→ WHAT THE EXERCISE ASKS:
Starting at the beginning of the entries below and ending at the line that contains "corresponding-author-note bbox=[67, 1168, 486, 1182]", with both of those lines included, set out each line as a numbered list and leave out any blank lines.

# Start of MATERIAL PROVIDED

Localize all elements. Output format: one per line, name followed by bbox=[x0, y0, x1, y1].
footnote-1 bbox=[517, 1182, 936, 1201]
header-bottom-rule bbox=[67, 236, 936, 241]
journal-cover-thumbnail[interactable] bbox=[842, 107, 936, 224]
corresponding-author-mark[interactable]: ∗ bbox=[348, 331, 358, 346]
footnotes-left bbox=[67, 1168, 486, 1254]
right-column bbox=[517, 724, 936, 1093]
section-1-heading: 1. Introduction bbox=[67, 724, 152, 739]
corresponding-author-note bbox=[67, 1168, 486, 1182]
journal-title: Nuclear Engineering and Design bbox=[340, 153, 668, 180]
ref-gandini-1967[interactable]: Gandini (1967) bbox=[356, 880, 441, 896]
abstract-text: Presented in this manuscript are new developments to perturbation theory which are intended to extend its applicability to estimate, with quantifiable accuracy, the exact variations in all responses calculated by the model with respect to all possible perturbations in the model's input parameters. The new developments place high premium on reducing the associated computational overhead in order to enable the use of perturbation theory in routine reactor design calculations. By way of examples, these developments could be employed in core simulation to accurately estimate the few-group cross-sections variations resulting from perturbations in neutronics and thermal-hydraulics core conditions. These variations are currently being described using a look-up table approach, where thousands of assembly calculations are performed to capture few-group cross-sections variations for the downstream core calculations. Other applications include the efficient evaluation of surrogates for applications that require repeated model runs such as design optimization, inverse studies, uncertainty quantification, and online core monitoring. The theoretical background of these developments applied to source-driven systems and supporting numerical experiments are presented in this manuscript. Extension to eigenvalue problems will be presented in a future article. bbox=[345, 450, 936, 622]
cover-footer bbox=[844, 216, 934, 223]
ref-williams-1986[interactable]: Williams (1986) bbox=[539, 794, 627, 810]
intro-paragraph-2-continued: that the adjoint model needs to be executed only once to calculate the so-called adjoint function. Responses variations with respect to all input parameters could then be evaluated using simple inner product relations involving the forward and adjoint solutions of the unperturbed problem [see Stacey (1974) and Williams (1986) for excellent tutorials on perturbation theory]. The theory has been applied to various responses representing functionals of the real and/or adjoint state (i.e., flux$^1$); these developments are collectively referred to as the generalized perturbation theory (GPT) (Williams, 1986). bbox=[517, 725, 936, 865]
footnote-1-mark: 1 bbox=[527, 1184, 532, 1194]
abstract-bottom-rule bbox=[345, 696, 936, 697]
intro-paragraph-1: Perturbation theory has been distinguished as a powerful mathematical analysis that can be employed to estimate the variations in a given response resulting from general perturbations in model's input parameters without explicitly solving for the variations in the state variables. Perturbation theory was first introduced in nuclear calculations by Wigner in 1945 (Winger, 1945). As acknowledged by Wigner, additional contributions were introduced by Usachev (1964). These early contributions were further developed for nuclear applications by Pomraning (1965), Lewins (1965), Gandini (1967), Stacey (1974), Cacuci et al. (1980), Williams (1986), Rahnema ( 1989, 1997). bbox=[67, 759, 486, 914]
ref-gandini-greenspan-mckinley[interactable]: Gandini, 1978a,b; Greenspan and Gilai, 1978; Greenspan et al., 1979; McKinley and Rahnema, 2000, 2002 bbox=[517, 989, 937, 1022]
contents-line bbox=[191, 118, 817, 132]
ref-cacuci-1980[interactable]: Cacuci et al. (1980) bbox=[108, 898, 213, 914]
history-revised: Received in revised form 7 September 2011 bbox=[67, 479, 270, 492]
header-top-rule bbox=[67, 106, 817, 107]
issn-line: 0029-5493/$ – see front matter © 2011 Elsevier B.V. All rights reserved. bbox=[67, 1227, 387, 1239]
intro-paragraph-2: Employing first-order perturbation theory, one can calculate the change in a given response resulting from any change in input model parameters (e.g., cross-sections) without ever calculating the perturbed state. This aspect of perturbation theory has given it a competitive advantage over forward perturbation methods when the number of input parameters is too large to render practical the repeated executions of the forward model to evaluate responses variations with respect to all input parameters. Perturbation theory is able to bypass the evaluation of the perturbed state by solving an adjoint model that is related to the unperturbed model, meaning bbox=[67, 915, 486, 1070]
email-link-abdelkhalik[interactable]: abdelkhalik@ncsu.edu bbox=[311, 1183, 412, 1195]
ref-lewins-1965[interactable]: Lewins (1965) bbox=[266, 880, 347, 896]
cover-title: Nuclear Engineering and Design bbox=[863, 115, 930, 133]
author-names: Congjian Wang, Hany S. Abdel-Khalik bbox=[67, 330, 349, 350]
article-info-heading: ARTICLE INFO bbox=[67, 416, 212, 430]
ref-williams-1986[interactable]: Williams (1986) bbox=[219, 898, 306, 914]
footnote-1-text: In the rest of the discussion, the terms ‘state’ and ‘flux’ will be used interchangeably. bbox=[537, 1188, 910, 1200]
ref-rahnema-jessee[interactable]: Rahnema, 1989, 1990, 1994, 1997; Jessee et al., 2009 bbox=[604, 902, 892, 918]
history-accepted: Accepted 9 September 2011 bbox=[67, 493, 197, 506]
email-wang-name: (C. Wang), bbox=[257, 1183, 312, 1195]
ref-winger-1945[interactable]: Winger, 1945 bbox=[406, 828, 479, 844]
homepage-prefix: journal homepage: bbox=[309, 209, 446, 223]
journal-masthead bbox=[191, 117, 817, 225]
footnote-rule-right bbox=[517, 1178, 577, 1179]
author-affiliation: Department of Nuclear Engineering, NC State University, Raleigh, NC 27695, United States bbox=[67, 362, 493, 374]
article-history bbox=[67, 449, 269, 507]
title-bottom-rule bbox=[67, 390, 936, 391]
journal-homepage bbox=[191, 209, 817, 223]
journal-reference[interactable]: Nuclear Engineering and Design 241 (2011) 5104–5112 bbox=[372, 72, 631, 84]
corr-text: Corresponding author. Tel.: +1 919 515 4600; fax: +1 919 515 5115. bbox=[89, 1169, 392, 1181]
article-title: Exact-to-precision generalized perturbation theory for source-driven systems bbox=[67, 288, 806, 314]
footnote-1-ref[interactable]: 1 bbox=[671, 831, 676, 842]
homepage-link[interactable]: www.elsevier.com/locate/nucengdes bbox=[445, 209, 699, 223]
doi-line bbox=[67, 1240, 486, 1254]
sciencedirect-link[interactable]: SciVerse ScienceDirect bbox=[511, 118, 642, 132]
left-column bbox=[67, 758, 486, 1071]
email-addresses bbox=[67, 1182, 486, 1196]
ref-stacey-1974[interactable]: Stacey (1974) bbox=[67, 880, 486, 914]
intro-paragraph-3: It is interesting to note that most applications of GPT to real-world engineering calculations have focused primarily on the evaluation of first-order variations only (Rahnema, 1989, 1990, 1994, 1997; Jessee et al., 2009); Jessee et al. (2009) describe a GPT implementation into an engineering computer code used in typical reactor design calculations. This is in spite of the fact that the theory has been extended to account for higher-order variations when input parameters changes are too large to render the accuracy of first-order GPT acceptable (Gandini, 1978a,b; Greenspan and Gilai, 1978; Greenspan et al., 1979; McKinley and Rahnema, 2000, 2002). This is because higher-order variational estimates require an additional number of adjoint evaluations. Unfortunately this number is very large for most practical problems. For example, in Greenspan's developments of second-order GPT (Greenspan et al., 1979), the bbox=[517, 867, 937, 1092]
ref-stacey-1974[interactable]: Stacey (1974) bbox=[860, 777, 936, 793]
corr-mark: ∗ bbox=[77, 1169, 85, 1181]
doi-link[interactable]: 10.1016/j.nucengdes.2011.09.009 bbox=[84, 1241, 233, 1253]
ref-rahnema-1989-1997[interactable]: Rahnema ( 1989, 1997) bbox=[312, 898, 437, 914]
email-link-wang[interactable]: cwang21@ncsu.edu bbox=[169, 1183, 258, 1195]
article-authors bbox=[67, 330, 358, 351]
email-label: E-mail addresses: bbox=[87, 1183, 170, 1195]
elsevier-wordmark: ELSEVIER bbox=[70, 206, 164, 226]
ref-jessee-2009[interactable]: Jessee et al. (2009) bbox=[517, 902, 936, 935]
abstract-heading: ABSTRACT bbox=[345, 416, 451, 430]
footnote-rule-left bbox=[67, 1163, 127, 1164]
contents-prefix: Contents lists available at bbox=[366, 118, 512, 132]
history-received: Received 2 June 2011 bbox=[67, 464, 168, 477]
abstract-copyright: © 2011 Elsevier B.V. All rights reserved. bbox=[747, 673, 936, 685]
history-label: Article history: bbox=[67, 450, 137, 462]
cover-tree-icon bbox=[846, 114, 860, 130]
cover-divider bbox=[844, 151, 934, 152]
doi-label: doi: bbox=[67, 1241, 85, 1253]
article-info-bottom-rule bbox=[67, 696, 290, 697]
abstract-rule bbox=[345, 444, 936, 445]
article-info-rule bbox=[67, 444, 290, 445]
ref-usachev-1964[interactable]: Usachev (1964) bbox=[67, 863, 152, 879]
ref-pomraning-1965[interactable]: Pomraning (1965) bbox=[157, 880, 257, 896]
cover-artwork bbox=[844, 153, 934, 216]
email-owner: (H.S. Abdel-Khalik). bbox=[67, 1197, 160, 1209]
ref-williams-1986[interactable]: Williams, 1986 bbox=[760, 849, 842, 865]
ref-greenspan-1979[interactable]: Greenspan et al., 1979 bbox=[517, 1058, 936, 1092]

# End of MATERIAL PROVIDED

→ THE REPLY:
1. Localize all elements. Output format: one per line, name followed by bbox=[x0, y0, x1, y1].
2. footnote-1 bbox=[517, 1182, 936, 1201]
3. header-bottom-rule bbox=[67, 236, 936, 241]
4. journal-cover-thumbnail[interactable] bbox=[842, 107, 936, 224]
5. corresponding-author-mark[interactable]: ∗ bbox=[348, 331, 358, 346]
6. footnotes-left bbox=[67, 1168, 486, 1254]
7. right-column bbox=[517, 724, 936, 1093]
8. section-1-heading: 1. Introduction bbox=[67, 724, 152, 739]
9. corresponding-author-note bbox=[67, 1168, 486, 1182]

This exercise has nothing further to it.